=== DATA FOR THE TASK ===

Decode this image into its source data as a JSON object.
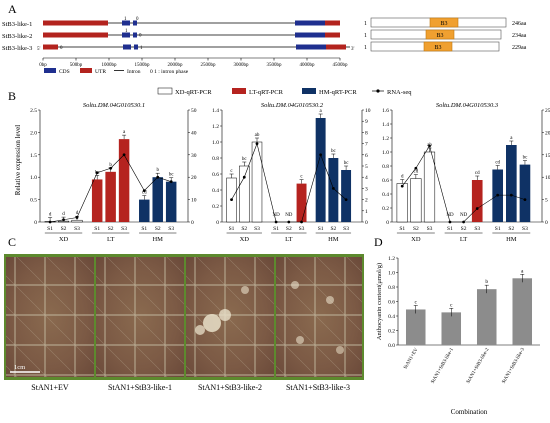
{
  "panels": {
    "A": "A",
    "B": "B",
    "C": "C",
    "D": "D"
  },
  "panelA": {
    "genes": [
      {
        "name": "StB3-like-1",
        "start": "1",
        "end": "246aa"
      },
      {
        "name": "StB3-like-2",
        "start": "1",
        "end": "234aa"
      },
      {
        "name": "StB3-like-3",
        "start": "1",
        "end": "229aa"
      }
    ],
    "intron_phase_labels": [
      "1",
      "0",
      "0",
      "1",
      "0",
      "1"
    ],
    "utr_end_labels": [
      "5'",
      "3'"
    ],
    "domain_label": "B3",
    "scale_ticks": [
      "0bp",
      "500bp",
      "1000bp",
      "1500bp",
      "2000bp",
      "2500bp",
      "3000bp",
      "3500bp",
      "4000bp",
      "4500bp"
    ],
    "legend": {
      "cds": "CDS",
      "utr": "UTR",
      "intron": "Intron",
      "phase": "0 1 : intron phase"
    },
    "colors": {
      "cds": "#1f2f8f",
      "utr": "#b3231e",
      "domain": "#f0a030",
      "domain_border": "#c07a12"
    }
  },
  "panelB": {
    "legend": {
      "xd": "XD-qRT-PCR",
      "lt": "LT-qRT-PCR",
      "hm": "HM-qRT-PCR",
      "rna": "RNA-seq"
    },
    "ylabel_left": "Relative expression level",
    "colors": {
      "xd": "#ffffff",
      "lt": "#b5231f",
      "hm": "#0f3265"
    }
  },
  "chart_data": [
    {
      "type": "bar",
      "title": "Soltu.DM.04G010530.1",
      "categories": [
        "S1",
        "S2",
        "S3",
        "S1",
        "S2",
        "S3",
        "S1",
        "S2",
        "S3"
      ],
      "groups": [
        "XD",
        "LT",
        "HM"
      ],
      "ylim_left": [
        0,
        2.5
      ],
      "yticks_left": [
        "0",
        "0.5",
        "1.0",
        "1.5",
        "2.0",
        "2.5"
      ],
      "ylim_right": [
        0,
        50
      ],
      "yticks_right": [
        "0",
        "10",
        "20",
        "30",
        "40",
        "50"
      ],
      "series": [
        {
          "name": "qRT-PCR",
          "values": [
            0.01,
            0.02,
            0.04,
            0.95,
            1.12,
            1.85,
            0.5,
            1.0,
            0.9
          ]
        },
        {
          "name": "RNA-seq",
          "values": [
            0,
            1,
            2,
            22,
            24,
            30,
            14,
            20,
            18
          ]
        }
      ],
      "sig_labels": [
        "d",
        "d",
        "d",
        "bc",
        "b",
        "a",
        "cd",
        "b",
        "bc"
      ]
    },
    {
      "type": "bar",
      "title": "Soltu.DM.04G010530.2",
      "categories": [
        "S1",
        "S2",
        "S3",
        "S1",
        "S2",
        "S3",
        "S1",
        "S2",
        "S3"
      ],
      "groups": [
        "XD",
        "LT",
        "HM"
      ],
      "ylim_left": [
        0,
        1.4
      ],
      "yticks_left": [
        "0",
        "0.2",
        "0.4",
        "0.6",
        "0.8",
        "1.0",
        "1.2",
        "1.4"
      ],
      "ylim_right": [
        0,
        10
      ],
      "yticks_right": [
        "0",
        "1",
        "2",
        "3",
        "4",
        "5",
        "6",
        "7",
        "8",
        "9",
        "10"
      ],
      "series": [
        {
          "name": "qRT-PCR",
          "values": [
            0.55,
            0.7,
            1.0,
            0.0,
            0.0,
            0.48,
            1.3,
            0.8,
            0.65
          ]
        },
        {
          "name": "RNA-seq",
          "values": [
            2,
            4,
            7,
            0,
            0,
            0,
            6,
            3,
            2
          ]
        }
      ],
      "sig_labels": [
        "c",
        "bc",
        "ab",
        "ND",
        "ND",
        "c",
        "a",
        "bc",
        "bc"
      ]
    },
    {
      "type": "bar",
      "title": "Soltu.DM.04G010530.3",
      "categories": [
        "S1",
        "S2",
        "S3",
        "S1",
        "S2",
        "S3",
        "S1",
        "S2",
        "S3"
      ],
      "groups": [
        "XD",
        "LT",
        "HM"
      ],
      "ylim_left": [
        0,
        1.6
      ],
      "yticks_left": [
        "0",
        "0.2",
        "0.4",
        "0.6",
        "0.8",
        "1.0",
        "1.2",
        "1.4",
        "1.6"
      ],
      "ylim_right": [
        0,
        25
      ],
      "yticks_right": [
        "0",
        "5",
        "10",
        "15",
        "20",
        "25"
      ],
      "series": [
        {
          "name": "qRT-PCR",
          "values": [
            0.55,
            0.62,
            1.0,
            0.0,
            0.0,
            0.6,
            0.75,
            1.1,
            0.82
          ]
        },
        {
          "name": "RNA-seq",
          "values": [
            8,
            12,
            17,
            0,
            0,
            3,
            6,
            6,
            5
          ]
        }
      ],
      "sig_labels": [
        "d",
        "cd",
        "ab",
        "ND",
        "ND",
        "cd",
        "cd",
        "a",
        "bc"
      ]
    },
    {
      "type": "bar",
      "title": "",
      "xlabel": "Combination",
      "ylabel": "Anthocyanin content(μmol/g)",
      "categories": [
        "StAN1+EV",
        "StAN1+StB3-like-1",
        "StAN1+StB3-like-2",
        "StAN1+StB3-like-3"
      ],
      "values": [
        0.49,
        0.45,
        0.77,
        0.92
      ],
      "ylim": [
        0,
        1.2
      ],
      "yticks": [
        "0.0",
        "0.2",
        "0.4",
        "0.6",
        "0.8",
        "1.0",
        "1.2"
      ],
      "sig_labels": [
        "c",
        "c",
        "b",
        "a"
      ]
    }
  ],
  "panelC": {
    "labels": [
      "StAN1+EV",
      "StAN1+StB3-like-1",
      "StAN1+StB3-like-2",
      "StAN1+StB3-like-3"
    ],
    "scale_bar": "1cm"
  }
}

===

ACTIVITY =>
Pictures aside, reproduce every record exactly as it stands.

ANSWER TO THIS EXERCISE =>
Decode this image into its source data as a JSON object.
{
  "panels": {
    "A": "A",
    "B": "B",
    "C": "C",
    "D": "D"
  },
  "panelA": {
    "genes": [
      {
        "name": "StB3-like-1",
        "start": "1",
        "end": "246aa"
      },
      {
        "name": "StB3-like-2",
        "start": "1",
        "end": "234aa"
      },
      {
        "name": "StB3-like-3",
        "start": "1",
        "end": "229aa"
      }
    ],
    "intron_phase_labels": [
      "1",
      "0",
      "0",
      "1",
      "0",
      "1"
    ],
    "utr_end_labels": [
      "5'",
      "3'"
    ],
    "domain_label": "B3",
    "scale_ticks": [
      "0bp",
      "500bp",
      "1000bp",
      "1500bp",
      "2000bp",
      "2500bp",
      "3000bp",
      "3500bp",
      "4000bp",
      "4500bp"
    ],
    "legend": {
      "cds": "CDS",
      "utr": "UTR",
      "intron": "Intron",
      "phase": "0 1 : intron phase"
    },
    "colors": {
      "cds": "#1f2f8f",
      "utr": "#b3231e",
      "domain": "#f0a030",
      "domain_border": "#c07a12"
    }
  },
  "panelB": {
    "legend": {
      "xd": "XD-qRT-PCR",
      "lt": "LT-qRT-PCR",
      "hm": "HM-qRT-PCR",
      "rna": "RNA-seq"
    },
    "ylabel_left": "Relative expression level",
    "colors": {
      "xd": "#ffffff",
      "lt": "#b5231f",
      "hm": "#0f3265"
    }
  },
  "chart_data": [
    {
      "type": "bar",
      "title": "Soltu.DM.04G010530.1",
      "categories": [
        "S1",
        "S2",
        "S3",
        "S1",
        "S2",
        "S3",
        "S1",
        "S2",
        "S3"
      ],
      "groups": [
        "XD",
        "LT",
        "HM"
      ],
      "ylim_left": [
        0,
        2.5
      ],
      "yticks_left": [
        "0",
        "0.5",
        "1.0",
        "1.5",
        "2.0",
        "2.5"
      ],
      "ylim_right": [
        0,
        50
      ],
      "yticks_right": [
        "0",
        "10",
        "20",
        "30",
        "40",
        "50"
      ],
      "series": [
        {
          "name": "qRT-PCR",
          "values": [
            0.01,
            0.02,
            0.04,
            0.95,
            1.12,
            1.85,
            0.5,
            1.0,
            0.9
          ]
        },
        {
          "name": "RNA-seq",
          "values": [
            0,
            1,
            2,
            22,
            24,
            30,
            14,
            20,
            18
          ]
        }
      ],
      "sig_labels": [
        "d",
        "d",
        "d",
        "bc",
        "b",
        "a",
        "cd",
        "b",
        "bc"
      ]
    },
    {
      "type": "bar",
      "title": "Soltu.DM.04G010530.2",
      "categories": [
        "S1",
        "S2",
        "S3",
        "S1",
        "S2",
        "S3",
        "S1",
        "S2",
        "S3"
      ],
      "groups": [
        "XD",
        "LT",
        "HM"
      ],
      "ylim_left": [
        0,
        1.4
      ],
      "yticks_left": [
        "0",
        "0.2",
        "0.4",
        "0.6",
        "0.8",
        "1.0",
        "1.2",
        "1.4"
      ],
      "ylim_right": [
        0,
        10
      ],
      "yticks_right": [
        "0",
        "1",
        "2",
        "3",
        "4",
        "5",
        "6",
        "7",
        "8",
        "9",
        "10"
      ],
      "series": [
        {
          "name": "qRT-PCR",
          "values": [
            0.55,
            0.7,
            1.0,
            0.0,
            0.0,
            0.48,
            1.3,
            0.8,
            0.65
          ]
        },
        {
          "name": "RNA-seq",
          "values": [
            2,
            4,
            7,
            0,
            0,
            0,
            6,
            3,
            2
          ]
        }
      ],
      "sig_labels": [
        "c",
        "bc",
        "ab",
        "ND",
        "ND",
        "c",
        "a",
        "bc",
        "bc"
      ]
    },
    {
      "type": "bar",
      "title": "Soltu.DM.04G010530.3",
      "categories": [
        "S1",
        "S2",
        "S3",
        "S1",
        "S2",
        "S3",
        "S1",
        "S2",
        "S3"
      ],
      "groups": [
        "XD",
        "LT",
        "HM"
      ],
      "ylim_left": [
        0,
        1.6
      ],
      "yticks_left": [
        "0",
        "0.2",
        "0.4",
        "0.6",
        "0.8",
        "1.0",
        "1.2",
        "1.4",
        "1.6"
      ],
      "ylim_right": [
        0,
        25
      ],
      "yticks_right": [
        "0",
        "5",
        "10",
        "15",
        "20",
        "25"
      ],
      "series": [
        {
          "name": "qRT-PCR",
          "values": [
            0.55,
            0.62,
            1.0,
            0.0,
            0.0,
            0.6,
            0.75,
            1.1,
            0.82
          ]
        },
        {
          "name": "RNA-seq",
          "values": [
            8,
            12,
            17,
            0,
            0,
            3,
            6,
            6,
            5
          ]
        }
      ],
      "sig_labels": [
        "d",
        "cd",
        "ab",
        "ND",
        "ND",
        "cd",
        "cd",
        "a",
        "bc"
      ]
    },
    {
      "type": "bar",
      "title": "",
      "xlabel": "Combination",
      "ylabel": "Anthocyanin content(μmol/g)",
      "categories": [
        "StAN1+EV",
        "StAN1+StB3-like-1",
        "StAN1+StB3-like-2",
        "StAN1+StB3-like-3"
      ],
      "values": [
        0.49,
        0.45,
        0.77,
        0.92
      ],
      "ylim": [
        0,
        1.2
      ],
      "yticks": [
        "0.0",
        "0.2",
        "0.4",
        "0.6",
        "0.8",
        "1.0",
        "1.2"
      ],
      "sig_labels": [
        "c",
        "c",
        "b",
        "a"
      ]
    }
  ],
  "panelC": {
    "labels": [
      "StAN1+EV",
      "StAN1+StB3-like-1",
      "StAN1+StB3-like-2",
      "StAN1+StB3-like-3"
    ],
    "scale_bar": "1cm"
  }
}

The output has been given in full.